[Start of DATA ENTRIES]

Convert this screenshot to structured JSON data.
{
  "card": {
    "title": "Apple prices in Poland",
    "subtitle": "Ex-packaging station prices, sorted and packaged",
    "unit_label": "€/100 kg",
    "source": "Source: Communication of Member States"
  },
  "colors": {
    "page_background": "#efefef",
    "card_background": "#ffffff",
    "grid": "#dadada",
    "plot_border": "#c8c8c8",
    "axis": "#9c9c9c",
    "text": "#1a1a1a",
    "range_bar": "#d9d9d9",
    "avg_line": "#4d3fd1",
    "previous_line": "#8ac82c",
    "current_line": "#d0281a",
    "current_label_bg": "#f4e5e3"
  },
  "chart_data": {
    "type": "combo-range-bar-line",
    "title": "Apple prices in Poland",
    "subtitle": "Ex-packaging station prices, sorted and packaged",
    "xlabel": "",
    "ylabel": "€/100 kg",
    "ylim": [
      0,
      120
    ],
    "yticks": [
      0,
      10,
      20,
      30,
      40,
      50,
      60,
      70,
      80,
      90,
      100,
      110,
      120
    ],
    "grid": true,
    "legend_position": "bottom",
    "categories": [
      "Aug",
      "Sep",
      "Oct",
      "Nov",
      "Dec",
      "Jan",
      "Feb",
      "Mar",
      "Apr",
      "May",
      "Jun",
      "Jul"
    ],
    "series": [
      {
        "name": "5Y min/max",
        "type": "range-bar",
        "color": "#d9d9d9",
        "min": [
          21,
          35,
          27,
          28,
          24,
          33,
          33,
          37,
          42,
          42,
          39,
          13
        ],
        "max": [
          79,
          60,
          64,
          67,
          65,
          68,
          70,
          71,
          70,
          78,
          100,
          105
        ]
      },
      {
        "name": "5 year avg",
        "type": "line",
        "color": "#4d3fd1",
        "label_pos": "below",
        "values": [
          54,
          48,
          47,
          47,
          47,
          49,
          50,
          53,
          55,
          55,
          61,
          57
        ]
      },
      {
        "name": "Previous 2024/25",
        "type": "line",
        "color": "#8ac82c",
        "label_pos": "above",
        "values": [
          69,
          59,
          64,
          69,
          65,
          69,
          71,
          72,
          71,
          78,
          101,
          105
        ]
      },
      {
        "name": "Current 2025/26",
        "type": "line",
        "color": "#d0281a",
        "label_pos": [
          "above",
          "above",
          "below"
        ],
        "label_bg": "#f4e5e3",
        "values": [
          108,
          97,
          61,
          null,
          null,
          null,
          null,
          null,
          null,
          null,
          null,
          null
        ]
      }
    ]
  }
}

[End of DATA ENTRIES]

STATED TASK: Would you reproduce the material above in full, exactly as given?

ANSWER TO THE TASK:
Convert this screenshot to structured JSON data.
{
  "card": {
    "title": "Apple prices in Poland",
    "subtitle": "Ex-packaging station prices, sorted and packaged",
    "unit_label": "€/100 kg",
    "source": "Source: Communication of Member States"
  },
  "colors": {
    "page_background": "#efefef",
    "card_background": "#ffffff",
    "grid": "#dadada",
    "plot_border": "#c8c8c8",
    "axis": "#9c9c9c",
    "text": "#1a1a1a",
    "range_bar": "#d9d9d9",
    "avg_line": "#4d3fd1",
    "previous_line": "#8ac82c",
    "current_line": "#d0281a",
    "current_label_bg": "#f4e5e3"
  },
  "chart_data": {
    "type": "combo-range-bar-line",
    "title": "Apple prices in Poland",
    "subtitle": "Ex-packaging station prices, sorted and packaged",
    "xlabel": "",
    "ylabel": "€/100 kg",
    "ylim": [
      0,
      120
    ],
    "yticks": [
      0,
      10,
      20,
      30,
      40,
      50,
      60,
      70,
      80,
      90,
      100,
      110,
      120
    ],
    "grid": true,
    "legend_position": "bottom",
    "categories": [
      "Aug",
      "Sep",
      "Oct",
      "Nov",
      "Dec",
      "Jan",
      "Feb",
      "Mar",
      "Apr",
      "May",
      "Jun",
      "Jul"
    ],
    "series": [
      {
        "name": "5Y min/max",
        "type": "range-bar",
        "color": "#d9d9d9",
        "min": [
          21,
          35,
          27,
          28,
          24,
          33,
          33,
          37,
          42,
          42,
          39,
          13
        ],
        "max": [
          79,
          60,
          64,
          67,
          65,
          68,
          70,
          71,
          70,
          78,
          100,
          105
        ]
      },
      {
        "name": "5 year avg",
        "type": "line",
        "color": "#4d3fd1",
        "label_pos": "below",
        "values": [
          54,
          48,
          47,
          47,
          47,
          49,
          50,
          53,
          55,
          55,
          61,
          57
        ]
      },
      {
        "name": "Previous 2024/25",
        "type": "line",
        "color": "#8ac82c",
        "label_pos": "above",
        "values": [
          69,
          59,
          64,
          69,
          65,
          69,
          71,
          72,
          71,
          78,
          101,
          105
        ]
      },
      {
        "name": "Current 2025/26",
        "type": "line",
        "color": "#d0281a",
        "label_pos": [
          "above",
          "above",
          "below"
        ],
        "label_bg": "#f4e5e3",
        "values": [
          108,
          97,
          61,
          null,
          null,
          null,
          null,
          null,
          null,
          null,
          null,
          null
        ]
      }
    ]
  }
}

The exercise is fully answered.